## Direction
Write the entries out again exactly as they stand, but without the pictures.

— Start Data —

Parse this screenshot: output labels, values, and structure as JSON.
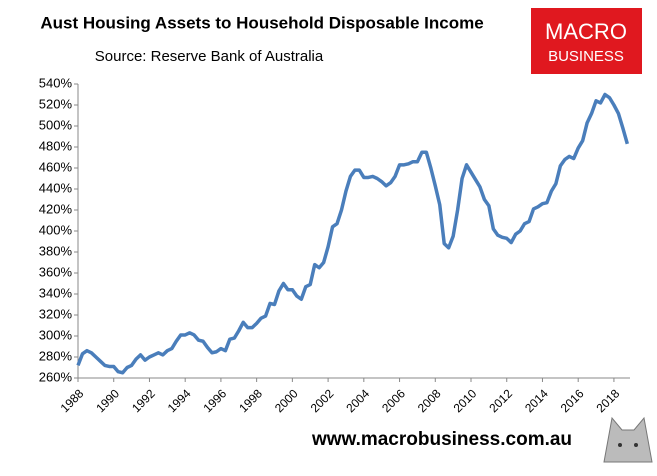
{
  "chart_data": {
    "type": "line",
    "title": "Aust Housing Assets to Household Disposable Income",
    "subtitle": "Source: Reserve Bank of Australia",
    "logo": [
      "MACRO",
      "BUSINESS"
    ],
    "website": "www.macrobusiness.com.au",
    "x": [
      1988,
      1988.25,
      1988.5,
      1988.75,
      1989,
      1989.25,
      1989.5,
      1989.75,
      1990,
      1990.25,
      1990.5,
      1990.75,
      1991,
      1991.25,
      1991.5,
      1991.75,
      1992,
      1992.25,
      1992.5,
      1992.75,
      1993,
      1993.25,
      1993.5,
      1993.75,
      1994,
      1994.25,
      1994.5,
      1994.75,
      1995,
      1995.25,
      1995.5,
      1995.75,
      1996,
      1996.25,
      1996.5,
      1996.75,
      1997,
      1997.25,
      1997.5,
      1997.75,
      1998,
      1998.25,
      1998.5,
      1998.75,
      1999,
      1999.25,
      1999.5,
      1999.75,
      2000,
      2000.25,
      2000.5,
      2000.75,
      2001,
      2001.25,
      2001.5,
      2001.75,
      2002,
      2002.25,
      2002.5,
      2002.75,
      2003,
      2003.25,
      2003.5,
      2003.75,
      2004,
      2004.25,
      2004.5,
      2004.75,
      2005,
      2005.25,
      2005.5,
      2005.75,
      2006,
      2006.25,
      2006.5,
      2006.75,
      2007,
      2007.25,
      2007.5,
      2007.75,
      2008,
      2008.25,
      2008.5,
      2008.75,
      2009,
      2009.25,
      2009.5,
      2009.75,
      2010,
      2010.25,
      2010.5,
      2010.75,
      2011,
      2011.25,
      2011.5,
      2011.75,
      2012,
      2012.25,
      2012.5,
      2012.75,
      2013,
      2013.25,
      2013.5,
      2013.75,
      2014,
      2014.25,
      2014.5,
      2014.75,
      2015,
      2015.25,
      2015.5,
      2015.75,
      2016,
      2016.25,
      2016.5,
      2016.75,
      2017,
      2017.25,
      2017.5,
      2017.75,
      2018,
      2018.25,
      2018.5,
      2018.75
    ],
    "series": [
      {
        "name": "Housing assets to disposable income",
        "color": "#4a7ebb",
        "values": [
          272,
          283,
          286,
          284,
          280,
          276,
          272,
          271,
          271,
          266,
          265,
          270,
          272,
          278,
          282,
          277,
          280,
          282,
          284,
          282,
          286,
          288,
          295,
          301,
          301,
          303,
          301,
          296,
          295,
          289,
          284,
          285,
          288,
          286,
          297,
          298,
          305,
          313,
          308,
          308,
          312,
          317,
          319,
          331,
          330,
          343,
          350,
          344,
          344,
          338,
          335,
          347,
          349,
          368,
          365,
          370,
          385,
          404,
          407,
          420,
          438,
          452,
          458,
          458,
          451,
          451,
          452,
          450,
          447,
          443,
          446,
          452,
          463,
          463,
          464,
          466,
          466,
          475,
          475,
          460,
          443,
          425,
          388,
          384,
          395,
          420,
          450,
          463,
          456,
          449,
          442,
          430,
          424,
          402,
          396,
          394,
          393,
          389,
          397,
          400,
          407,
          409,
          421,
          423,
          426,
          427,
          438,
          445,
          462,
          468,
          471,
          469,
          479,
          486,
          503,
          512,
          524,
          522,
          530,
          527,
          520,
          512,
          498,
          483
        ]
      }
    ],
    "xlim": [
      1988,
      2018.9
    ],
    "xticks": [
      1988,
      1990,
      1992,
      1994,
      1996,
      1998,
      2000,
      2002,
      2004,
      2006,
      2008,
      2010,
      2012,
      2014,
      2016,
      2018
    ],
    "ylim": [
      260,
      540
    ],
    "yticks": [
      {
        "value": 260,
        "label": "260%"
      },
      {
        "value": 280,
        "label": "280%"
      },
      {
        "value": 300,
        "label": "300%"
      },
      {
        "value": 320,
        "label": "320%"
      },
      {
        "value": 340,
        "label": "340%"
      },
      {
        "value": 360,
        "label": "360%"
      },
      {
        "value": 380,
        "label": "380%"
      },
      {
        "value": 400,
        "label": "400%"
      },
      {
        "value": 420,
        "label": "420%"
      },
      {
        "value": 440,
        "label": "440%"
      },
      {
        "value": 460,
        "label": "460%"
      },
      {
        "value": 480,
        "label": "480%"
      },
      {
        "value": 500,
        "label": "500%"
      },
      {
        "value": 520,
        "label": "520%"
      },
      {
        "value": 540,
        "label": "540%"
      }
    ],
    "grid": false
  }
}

— End Data —

## Reply
Parse this screenshot: output labels, values, and structure as JSON.
{
  "chart_data": {
    "type": "line",
    "title": "Aust Housing Assets to Household Disposable Income",
    "subtitle": "Source: Reserve Bank of Australia",
    "logo": [
      "MACRO",
      "BUSINESS"
    ],
    "website": "www.macrobusiness.com.au",
    "x": [
      1988,
      1988.25,
      1988.5,
      1988.75,
      1989,
      1989.25,
      1989.5,
      1989.75,
      1990,
      1990.25,
      1990.5,
      1990.75,
      1991,
      1991.25,
      1991.5,
      1991.75,
      1992,
      1992.25,
      1992.5,
      1992.75,
      1993,
      1993.25,
      1993.5,
      1993.75,
      1994,
      1994.25,
      1994.5,
      1994.75,
      1995,
      1995.25,
      1995.5,
      1995.75,
      1996,
      1996.25,
      1996.5,
      1996.75,
      1997,
      1997.25,
      1997.5,
      1997.75,
      1998,
      1998.25,
      1998.5,
      1998.75,
      1999,
      1999.25,
      1999.5,
      1999.75,
      2000,
      2000.25,
      2000.5,
      2000.75,
      2001,
      2001.25,
      2001.5,
      2001.75,
      2002,
      2002.25,
      2002.5,
      2002.75,
      2003,
      2003.25,
      2003.5,
      2003.75,
      2004,
      2004.25,
      2004.5,
      2004.75,
      2005,
      2005.25,
      2005.5,
      2005.75,
      2006,
      2006.25,
      2006.5,
      2006.75,
      2007,
      2007.25,
      2007.5,
      2007.75,
      2008,
      2008.25,
      2008.5,
      2008.75,
      2009,
      2009.25,
      2009.5,
      2009.75,
      2010,
      2010.25,
      2010.5,
      2010.75,
      2011,
      2011.25,
      2011.5,
      2011.75,
      2012,
      2012.25,
      2012.5,
      2012.75,
      2013,
      2013.25,
      2013.5,
      2013.75,
      2014,
      2014.25,
      2014.5,
      2014.75,
      2015,
      2015.25,
      2015.5,
      2015.75,
      2016,
      2016.25,
      2016.5,
      2016.75,
      2017,
      2017.25,
      2017.5,
      2017.75,
      2018,
      2018.25,
      2018.5,
      2018.75
    ],
    "series": [
      {
        "name": "Housing assets to disposable income",
        "color": "#4a7ebb",
        "values": [
          272,
          283,
          286,
          284,
          280,
          276,
          272,
          271,
          271,
          266,
          265,
          270,
          272,
          278,
          282,
          277,
          280,
          282,
          284,
          282,
          286,
          288,
          295,
          301,
          301,
          303,
          301,
          296,
          295,
          289,
          284,
          285,
          288,
          286,
          297,
          298,
          305,
          313,
          308,
          308,
          312,
          317,
          319,
          331,
          330,
          343,
          350,
          344,
          344,
          338,
          335,
          347,
          349,
          368,
          365,
          370,
          385,
          404,
          407,
          420,
          438,
          452,
          458,
          458,
          451,
          451,
          452,
          450,
          447,
          443,
          446,
          452,
          463,
          463,
          464,
          466,
          466,
          475,
          475,
          460,
          443,
          425,
          388,
          384,
          395,
          420,
          450,
          463,
          456,
          449,
          442,
          430,
          424,
          402,
          396,
          394,
          393,
          389,
          397,
          400,
          407,
          409,
          421,
          423,
          426,
          427,
          438,
          445,
          462,
          468,
          471,
          469,
          479,
          486,
          503,
          512,
          524,
          522,
          530,
          527,
          520,
          512,
          498,
          483
        ]
      }
    ],
    "xlim": [
      1988,
      2018.9
    ],
    "xticks": [
      1988,
      1990,
      1992,
      1994,
      1996,
      1998,
      2000,
      2002,
      2004,
      2006,
      2008,
      2010,
      2012,
      2014,
      2016,
      2018
    ],
    "ylim": [
      260,
      540
    ],
    "yticks": [
      {
        "value": 260,
        "label": "260%"
      },
      {
        "value": 280,
        "label": "280%"
      },
      {
        "value": 300,
        "label": "300%"
      },
      {
        "value": 320,
        "label": "320%"
      },
      {
        "value": 340,
        "label": "340%"
      },
      {
        "value": 360,
        "label": "360%"
      },
      {
        "value": 380,
        "label": "380%"
      },
      {
        "value": 400,
        "label": "400%"
      },
      {
        "value": 420,
        "label": "420%"
      },
      {
        "value": 440,
        "label": "440%"
      },
      {
        "value": 460,
        "label": "460%"
      },
      {
        "value": 480,
        "label": "480%"
      },
      {
        "value": 500,
        "label": "500%"
      },
      {
        "value": 520,
        "label": "520%"
      },
      {
        "value": 540,
        "label": "540%"
      }
    ],
    "grid": false
  }
}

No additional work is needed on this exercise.